> What you have to do: Locate the string "true" in the records below. Copy every line where it occurs.

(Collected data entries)
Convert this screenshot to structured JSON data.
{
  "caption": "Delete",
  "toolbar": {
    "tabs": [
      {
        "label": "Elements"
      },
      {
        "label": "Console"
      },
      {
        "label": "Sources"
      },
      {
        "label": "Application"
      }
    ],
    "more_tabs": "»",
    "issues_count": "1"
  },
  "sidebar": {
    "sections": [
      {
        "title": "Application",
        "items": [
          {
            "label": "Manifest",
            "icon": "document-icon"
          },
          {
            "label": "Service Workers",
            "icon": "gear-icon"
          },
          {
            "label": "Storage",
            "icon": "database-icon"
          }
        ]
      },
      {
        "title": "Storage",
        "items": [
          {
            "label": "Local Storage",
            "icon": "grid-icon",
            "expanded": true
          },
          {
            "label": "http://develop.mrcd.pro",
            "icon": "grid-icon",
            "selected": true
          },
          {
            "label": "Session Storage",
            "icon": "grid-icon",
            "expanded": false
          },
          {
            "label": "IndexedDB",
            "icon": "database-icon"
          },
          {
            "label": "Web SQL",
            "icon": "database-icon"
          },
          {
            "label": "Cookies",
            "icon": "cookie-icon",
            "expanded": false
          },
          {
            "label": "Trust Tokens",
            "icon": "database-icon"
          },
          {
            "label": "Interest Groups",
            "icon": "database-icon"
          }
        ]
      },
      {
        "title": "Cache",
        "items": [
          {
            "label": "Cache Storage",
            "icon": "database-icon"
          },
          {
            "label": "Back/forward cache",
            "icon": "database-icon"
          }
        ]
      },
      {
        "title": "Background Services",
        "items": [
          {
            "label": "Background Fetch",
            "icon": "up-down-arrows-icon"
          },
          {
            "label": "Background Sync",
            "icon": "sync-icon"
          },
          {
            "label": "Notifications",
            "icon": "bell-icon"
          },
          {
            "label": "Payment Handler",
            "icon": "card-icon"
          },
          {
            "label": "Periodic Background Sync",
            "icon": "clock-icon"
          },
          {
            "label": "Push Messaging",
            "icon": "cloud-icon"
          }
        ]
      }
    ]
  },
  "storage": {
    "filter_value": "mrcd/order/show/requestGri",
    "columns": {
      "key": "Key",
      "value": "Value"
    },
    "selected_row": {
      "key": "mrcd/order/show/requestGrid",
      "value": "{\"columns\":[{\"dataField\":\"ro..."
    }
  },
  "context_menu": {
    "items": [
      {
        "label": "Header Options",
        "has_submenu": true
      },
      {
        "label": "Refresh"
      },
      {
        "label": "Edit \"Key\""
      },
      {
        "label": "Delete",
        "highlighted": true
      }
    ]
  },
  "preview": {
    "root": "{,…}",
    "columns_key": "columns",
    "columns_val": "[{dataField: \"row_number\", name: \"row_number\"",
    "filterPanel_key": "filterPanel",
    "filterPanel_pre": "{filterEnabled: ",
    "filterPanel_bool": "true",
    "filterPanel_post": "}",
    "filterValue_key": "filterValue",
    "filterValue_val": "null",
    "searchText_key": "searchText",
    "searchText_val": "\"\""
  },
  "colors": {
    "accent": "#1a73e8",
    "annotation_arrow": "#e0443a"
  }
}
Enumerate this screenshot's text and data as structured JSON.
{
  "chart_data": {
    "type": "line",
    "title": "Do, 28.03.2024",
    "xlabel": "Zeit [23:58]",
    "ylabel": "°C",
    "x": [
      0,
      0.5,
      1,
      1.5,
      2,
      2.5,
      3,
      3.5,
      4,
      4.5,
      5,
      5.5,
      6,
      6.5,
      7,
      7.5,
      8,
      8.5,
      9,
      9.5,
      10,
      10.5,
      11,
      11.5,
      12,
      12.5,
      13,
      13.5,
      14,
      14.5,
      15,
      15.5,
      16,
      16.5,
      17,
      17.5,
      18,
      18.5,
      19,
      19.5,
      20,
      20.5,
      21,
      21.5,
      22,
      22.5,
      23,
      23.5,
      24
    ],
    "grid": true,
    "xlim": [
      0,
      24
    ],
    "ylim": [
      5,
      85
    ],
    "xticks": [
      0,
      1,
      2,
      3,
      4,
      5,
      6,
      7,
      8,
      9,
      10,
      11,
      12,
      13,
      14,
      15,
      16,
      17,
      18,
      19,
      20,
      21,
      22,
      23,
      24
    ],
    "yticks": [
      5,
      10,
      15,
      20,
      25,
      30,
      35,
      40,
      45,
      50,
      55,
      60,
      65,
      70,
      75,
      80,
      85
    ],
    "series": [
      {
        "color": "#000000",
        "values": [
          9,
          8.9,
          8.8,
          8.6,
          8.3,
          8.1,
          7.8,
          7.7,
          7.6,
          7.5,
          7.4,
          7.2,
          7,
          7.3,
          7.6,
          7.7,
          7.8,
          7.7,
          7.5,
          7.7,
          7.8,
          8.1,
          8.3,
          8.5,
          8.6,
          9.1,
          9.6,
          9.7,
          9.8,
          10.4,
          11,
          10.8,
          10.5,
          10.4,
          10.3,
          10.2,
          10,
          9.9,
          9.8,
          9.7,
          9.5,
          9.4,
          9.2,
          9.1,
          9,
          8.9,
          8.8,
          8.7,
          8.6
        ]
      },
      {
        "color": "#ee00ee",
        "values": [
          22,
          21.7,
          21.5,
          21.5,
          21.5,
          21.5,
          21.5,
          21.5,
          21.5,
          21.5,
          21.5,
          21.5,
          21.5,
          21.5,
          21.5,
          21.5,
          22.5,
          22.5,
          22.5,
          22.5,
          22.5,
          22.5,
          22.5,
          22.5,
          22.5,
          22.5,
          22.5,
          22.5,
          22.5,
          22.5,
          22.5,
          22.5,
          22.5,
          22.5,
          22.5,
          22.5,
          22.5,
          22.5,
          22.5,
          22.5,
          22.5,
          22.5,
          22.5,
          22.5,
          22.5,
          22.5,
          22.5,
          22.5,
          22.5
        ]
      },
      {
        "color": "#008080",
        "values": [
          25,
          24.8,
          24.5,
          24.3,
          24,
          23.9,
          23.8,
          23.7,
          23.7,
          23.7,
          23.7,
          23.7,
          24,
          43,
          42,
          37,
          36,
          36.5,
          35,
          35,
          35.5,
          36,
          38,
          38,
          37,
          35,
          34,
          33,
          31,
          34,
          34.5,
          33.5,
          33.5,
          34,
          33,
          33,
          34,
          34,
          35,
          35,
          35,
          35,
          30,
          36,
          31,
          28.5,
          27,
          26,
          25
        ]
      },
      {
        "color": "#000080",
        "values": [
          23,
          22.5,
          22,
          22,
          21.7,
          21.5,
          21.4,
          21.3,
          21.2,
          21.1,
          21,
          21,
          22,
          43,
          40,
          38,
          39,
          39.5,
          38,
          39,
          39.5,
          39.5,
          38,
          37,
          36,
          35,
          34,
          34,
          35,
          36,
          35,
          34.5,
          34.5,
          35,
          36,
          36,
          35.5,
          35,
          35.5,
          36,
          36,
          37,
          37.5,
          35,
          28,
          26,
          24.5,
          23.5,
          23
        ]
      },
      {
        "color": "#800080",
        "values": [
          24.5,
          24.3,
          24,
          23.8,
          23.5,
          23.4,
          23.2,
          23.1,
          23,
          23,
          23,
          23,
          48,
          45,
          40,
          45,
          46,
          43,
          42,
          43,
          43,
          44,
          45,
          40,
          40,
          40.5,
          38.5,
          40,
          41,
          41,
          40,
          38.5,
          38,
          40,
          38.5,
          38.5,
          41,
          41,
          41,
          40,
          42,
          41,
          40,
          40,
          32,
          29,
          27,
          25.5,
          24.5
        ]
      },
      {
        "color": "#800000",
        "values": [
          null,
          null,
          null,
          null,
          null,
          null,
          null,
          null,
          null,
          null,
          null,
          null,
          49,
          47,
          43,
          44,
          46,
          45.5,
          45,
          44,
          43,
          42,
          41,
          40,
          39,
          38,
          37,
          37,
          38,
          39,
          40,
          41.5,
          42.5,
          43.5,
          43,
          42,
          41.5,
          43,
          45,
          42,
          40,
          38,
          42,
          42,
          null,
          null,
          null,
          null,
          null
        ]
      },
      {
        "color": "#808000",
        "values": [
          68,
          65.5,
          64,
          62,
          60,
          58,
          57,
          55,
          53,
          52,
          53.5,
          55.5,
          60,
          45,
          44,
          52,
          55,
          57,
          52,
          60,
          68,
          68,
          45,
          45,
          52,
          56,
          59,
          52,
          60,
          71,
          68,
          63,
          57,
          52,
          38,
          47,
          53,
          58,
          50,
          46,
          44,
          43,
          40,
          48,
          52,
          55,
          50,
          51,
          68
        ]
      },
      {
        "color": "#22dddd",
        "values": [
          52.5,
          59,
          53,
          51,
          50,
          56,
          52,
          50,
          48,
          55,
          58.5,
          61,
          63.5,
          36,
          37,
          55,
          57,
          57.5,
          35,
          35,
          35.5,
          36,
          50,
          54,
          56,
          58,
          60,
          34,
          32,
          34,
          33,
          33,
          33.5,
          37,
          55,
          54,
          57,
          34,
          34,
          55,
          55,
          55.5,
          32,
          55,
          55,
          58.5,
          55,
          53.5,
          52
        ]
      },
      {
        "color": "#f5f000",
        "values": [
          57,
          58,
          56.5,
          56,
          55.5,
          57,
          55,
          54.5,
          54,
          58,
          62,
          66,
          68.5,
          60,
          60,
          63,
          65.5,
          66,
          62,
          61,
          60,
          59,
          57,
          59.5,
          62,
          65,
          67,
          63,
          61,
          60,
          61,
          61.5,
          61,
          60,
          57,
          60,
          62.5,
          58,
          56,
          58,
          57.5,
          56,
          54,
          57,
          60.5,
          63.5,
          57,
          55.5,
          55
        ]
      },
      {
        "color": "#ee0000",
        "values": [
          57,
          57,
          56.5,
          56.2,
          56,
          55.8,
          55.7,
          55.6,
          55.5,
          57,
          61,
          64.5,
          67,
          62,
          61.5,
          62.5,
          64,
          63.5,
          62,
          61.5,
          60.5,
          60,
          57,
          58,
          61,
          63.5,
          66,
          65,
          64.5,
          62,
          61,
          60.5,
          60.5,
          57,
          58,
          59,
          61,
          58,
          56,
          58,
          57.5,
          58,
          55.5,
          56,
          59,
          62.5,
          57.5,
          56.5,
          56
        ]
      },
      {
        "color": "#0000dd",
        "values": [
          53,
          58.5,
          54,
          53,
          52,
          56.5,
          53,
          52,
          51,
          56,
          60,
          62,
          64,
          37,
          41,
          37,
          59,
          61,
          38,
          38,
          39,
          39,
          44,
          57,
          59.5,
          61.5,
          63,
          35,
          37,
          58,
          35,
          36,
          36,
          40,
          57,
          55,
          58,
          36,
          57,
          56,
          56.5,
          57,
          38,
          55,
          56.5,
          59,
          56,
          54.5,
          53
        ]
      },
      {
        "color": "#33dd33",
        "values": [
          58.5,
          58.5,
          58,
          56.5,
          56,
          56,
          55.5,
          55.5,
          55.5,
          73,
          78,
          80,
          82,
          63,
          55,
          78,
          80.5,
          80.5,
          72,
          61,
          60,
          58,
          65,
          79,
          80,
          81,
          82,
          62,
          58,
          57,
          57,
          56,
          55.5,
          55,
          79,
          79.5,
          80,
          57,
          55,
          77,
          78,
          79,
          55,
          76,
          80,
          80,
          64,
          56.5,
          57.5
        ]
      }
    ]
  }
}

> Exercise response:
            "expanded": true
            "selected": true
        "has_submenu": true
        "highlighted": true
    "filterPanel_bool": "true",
    "grid": true,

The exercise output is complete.